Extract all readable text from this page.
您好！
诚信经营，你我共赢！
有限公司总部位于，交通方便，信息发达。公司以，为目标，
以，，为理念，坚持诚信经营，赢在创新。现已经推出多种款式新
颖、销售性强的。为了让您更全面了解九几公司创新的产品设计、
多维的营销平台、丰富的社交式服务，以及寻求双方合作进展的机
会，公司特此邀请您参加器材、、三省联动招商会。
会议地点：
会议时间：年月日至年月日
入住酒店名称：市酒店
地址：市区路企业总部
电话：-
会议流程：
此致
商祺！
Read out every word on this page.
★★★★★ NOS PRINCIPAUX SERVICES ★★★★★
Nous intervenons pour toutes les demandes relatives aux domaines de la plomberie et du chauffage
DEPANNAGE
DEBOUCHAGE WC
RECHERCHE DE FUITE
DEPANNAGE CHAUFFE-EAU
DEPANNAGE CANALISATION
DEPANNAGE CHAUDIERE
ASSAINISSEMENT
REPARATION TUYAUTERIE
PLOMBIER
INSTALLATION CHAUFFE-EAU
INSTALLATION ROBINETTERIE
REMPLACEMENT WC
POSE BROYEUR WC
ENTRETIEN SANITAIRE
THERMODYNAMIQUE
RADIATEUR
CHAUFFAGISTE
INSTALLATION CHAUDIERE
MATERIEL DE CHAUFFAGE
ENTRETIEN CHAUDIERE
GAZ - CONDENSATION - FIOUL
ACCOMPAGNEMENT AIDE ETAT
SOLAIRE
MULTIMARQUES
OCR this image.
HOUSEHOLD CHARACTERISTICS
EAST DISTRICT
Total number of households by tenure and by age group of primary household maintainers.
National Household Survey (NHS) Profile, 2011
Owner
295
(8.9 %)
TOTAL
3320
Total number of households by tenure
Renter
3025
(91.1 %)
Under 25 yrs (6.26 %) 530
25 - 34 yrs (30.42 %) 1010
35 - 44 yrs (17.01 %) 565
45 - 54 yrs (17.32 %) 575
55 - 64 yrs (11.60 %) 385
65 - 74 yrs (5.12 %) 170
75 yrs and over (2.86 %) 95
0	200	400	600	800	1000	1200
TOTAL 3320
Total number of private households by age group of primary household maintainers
━━━
■ Requirements
Identify every line above that includes the word "CHAUDIERE", and show those lines.

■ The reply
DEPANNAGE CHAUDIERE
INSTALLATION CHAUDIERE
ENTRETIEN CHAUDIERE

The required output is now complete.